**Exercise requirements**
The complete listing should be restated exactly.

**Dataset rows**

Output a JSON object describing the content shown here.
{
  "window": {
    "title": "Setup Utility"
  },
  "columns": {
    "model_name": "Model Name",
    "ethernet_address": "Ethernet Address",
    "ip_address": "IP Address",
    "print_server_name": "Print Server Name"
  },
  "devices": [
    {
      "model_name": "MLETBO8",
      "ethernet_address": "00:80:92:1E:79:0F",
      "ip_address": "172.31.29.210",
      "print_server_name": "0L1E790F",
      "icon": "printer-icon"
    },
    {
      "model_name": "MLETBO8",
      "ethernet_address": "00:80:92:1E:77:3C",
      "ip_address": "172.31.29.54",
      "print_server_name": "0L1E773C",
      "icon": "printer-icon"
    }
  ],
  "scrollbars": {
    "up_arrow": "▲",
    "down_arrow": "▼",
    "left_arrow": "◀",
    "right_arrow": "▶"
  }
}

**Solution for this problem**
Output a JSON object describing the content shown here.
{
  "window": {
    "title": "Setup Utility"
  },
  "columns": {
    "model_name": "Model Name",
    "ethernet_address": "Ethernet Address",
    "ip_address": "IP Address",
    "print_server_name": "Print Server Name"
  },
  "devices": [
    {
      "model_name": "MLETBO8",
      "ethernet_address": "00:80:92:1E:79:0F",
      "ip_address": "172.31.29.210",
      "print_server_name": "0L1E790F",
      "icon": "printer-icon"
    },
    {
      "model_name": "MLETBO8",
      "ethernet_address": "00:80:92:1E:77:3C",
      "ip_address": "172.31.29.54",
      "print_server_name": "0L1E773C",
      "icon": "printer-icon"
    }
  ],
  "scrollbars": {
    "up_arrow": "▲",
    "down_arrow": "▼",
    "left_arrow": "◀",
    "right_arrow": "▶"
  }
}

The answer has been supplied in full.